* Begin Stored rows *

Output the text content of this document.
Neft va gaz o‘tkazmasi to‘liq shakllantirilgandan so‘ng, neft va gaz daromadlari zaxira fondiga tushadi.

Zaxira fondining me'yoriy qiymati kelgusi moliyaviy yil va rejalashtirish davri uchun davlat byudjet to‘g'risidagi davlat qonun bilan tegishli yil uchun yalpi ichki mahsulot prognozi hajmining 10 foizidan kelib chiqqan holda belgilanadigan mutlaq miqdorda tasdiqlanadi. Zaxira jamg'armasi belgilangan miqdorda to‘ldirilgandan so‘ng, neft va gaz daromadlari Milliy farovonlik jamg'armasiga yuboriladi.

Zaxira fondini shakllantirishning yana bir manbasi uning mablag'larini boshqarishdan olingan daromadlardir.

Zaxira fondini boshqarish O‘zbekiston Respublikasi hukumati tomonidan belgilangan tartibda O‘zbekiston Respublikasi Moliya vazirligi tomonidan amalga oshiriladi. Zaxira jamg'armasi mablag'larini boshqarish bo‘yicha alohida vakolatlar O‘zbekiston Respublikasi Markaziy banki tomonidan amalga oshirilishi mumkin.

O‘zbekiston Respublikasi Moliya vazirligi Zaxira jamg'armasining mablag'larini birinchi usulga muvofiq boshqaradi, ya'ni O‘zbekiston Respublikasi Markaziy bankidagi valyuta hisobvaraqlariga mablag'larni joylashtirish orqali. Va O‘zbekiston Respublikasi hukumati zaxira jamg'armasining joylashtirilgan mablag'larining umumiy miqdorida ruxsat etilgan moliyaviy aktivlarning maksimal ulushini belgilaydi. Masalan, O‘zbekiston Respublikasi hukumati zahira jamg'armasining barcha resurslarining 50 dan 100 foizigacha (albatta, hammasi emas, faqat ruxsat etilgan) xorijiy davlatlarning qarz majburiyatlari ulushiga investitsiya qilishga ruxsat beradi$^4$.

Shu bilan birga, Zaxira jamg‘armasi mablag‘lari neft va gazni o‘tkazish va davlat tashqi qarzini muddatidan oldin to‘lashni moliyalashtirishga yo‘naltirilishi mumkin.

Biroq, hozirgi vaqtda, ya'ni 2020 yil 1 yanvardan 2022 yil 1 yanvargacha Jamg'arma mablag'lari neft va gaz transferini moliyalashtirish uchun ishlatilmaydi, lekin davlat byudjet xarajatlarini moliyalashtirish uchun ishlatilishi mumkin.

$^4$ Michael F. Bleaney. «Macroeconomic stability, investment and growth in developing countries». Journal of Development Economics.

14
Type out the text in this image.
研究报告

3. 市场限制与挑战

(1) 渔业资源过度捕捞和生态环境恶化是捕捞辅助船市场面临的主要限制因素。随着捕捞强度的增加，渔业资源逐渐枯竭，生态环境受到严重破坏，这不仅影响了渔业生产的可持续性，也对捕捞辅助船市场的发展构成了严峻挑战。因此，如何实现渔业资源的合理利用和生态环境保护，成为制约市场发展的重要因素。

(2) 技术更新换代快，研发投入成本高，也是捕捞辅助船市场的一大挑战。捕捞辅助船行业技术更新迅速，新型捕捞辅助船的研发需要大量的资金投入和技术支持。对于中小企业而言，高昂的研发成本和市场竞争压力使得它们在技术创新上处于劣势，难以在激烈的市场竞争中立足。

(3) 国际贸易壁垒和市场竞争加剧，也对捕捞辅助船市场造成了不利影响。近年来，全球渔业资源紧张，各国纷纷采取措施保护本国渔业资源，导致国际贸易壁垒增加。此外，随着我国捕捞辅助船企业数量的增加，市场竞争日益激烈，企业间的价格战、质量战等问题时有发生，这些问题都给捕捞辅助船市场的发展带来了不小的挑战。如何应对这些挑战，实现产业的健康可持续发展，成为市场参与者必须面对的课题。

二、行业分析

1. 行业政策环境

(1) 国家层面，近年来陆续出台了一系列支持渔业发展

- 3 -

* End Stored rows *

Exercise task: Give every line of the material again, exactly as it reads.

Answer to this exercise:
Output the text content of this document.
Neft va gaz o‘tkazmasi to‘liq shakllantirilgandan so‘ng, neft va gaz daromadlari zaxira fondiga tushadi.

Zaxira fondining me'yoriy qiymati kelgusi moliyaviy yil va rejalashtirish davri uchun davlat byudjet to‘g'risidagi davlat qonun bilan tegishli yil uchun yalpi ichki mahsulot prognozi hajmining 10 foizidan kelib chiqqan holda belgilanadigan mutlaq miqdorda tasdiqlanadi. Zaxira jamg'armasi belgilangan miqdorda to‘ldirilgandan so‘ng, neft va gaz daromadlari Milliy farovonlik jamg'armasiga yuboriladi.

Zaxira fondini shakllantirishning yana bir manbasi uning mablag'larini boshqarishdan olingan daromadlardir.

Zaxira fondini boshqarish O‘zbekiston Respublikasi hukumati tomonidan belgilangan tartibda O‘zbekiston Respublikasi Moliya vazirligi tomonidan amalga oshiriladi. Zaxira jamg'armasi mablag'larini boshqarish bo‘yicha alohida vakolatlar O‘zbekiston Respublikasi Markaziy banki tomonidan amalga oshirilishi mumkin.

O‘zbekiston Respublikasi Moliya vazirligi Zaxira jamg'armasining mablag'larini birinchi usulga muvofiq boshqaradi, ya'ni O‘zbekiston Respublikasi Markaziy bankidagi valyuta hisobvaraqlariga mablag'larni joylashtirish orqali. Va O‘zbekiston Respublikasi hukumati zaxira jamg'armasining joylashtirilgan mablag'larining umumiy miqdorida ruxsat etilgan moliyaviy aktivlarning maksimal ulushini belgilaydi. Masalan, O‘zbekiston Respublikasi hukumati zahira jamg'armasining barcha resurslarining 50 dan 100 foizigacha (albatta, hammasi emas, faqat ruxsat etilgan) xorijiy davlatlarning qarz majburiyatlari ulushiga investitsiya qilishga ruxsat beradi$^4$.

Shu bilan birga, Zaxira jamg‘armasi mablag‘lari neft va gazni o‘tkazish va davlat tashqi qarzini muddatidan oldin to‘lashni moliyalashtirishga yo‘naltirilishi mumkin.

Biroq, hozirgi vaqtda, ya'ni 2020 yil 1 yanvardan 2022 yil 1 yanvargacha Jamg'arma mablag'lari neft va gaz transferini moliyalashtirish uchun ishlatilmaydi, lekin davlat byudjet xarajatlarini moliyalashtirish uchun ishlatilishi mumkin.

$^4$ Michael F. Bleaney. «Macroeconomic stability, investment and growth in developing countries». Journal of Development Economics.

14
Type out the text in this image.
研究报告

3. 市场限制与挑战

(1) 渔业资源过度捕捞和生态环境恶化是捕捞辅助船市场面临的主要限制因素。随着捕捞强度的增加，渔业资源逐渐枯竭，生态环境受到严重破坏，这不仅影响了渔业生产的可持续性，也对捕捞辅助船市场的发展构成了严峻挑战。因此，如何实现渔业资源的合理利用和生态环境保护，成为制约市场发展的重要因素。

(2) 技术更新换代快，研发投入成本高，也是捕捞辅助船市场的一大挑战。捕捞辅助船行业技术更新迅速，新型捕捞辅助船的研发需要大量的资金投入和技术支持。对于中小企业而言，高昂的研发成本和市场竞争压力使得它们在技术创新上处于劣势，难以在激烈的市场竞争中立足。

(3) 国际贸易壁垒和市场竞争加剧，也对捕捞辅助船市场造成了不利影响。近年来，全球渔业资源紧张，各国纷纷采取措施保护本国渔业资源，导致国际贸易壁垒增加。此外，随着我国捕捞辅助船企业数量的增加，市场竞争日益激烈，企业间的价格战、质量战等问题时有发生，这些问题都给捕捞辅助船市场的发展带来了不小的挑战。如何应对这些挑战，实现产业的健康可持续发展，成为市场参与者必须面对的课题。

二、行业分析

1. 行业政策环境

(1) 国家层面，近年来陆续出台了一系列支持渔业发展

- 3 -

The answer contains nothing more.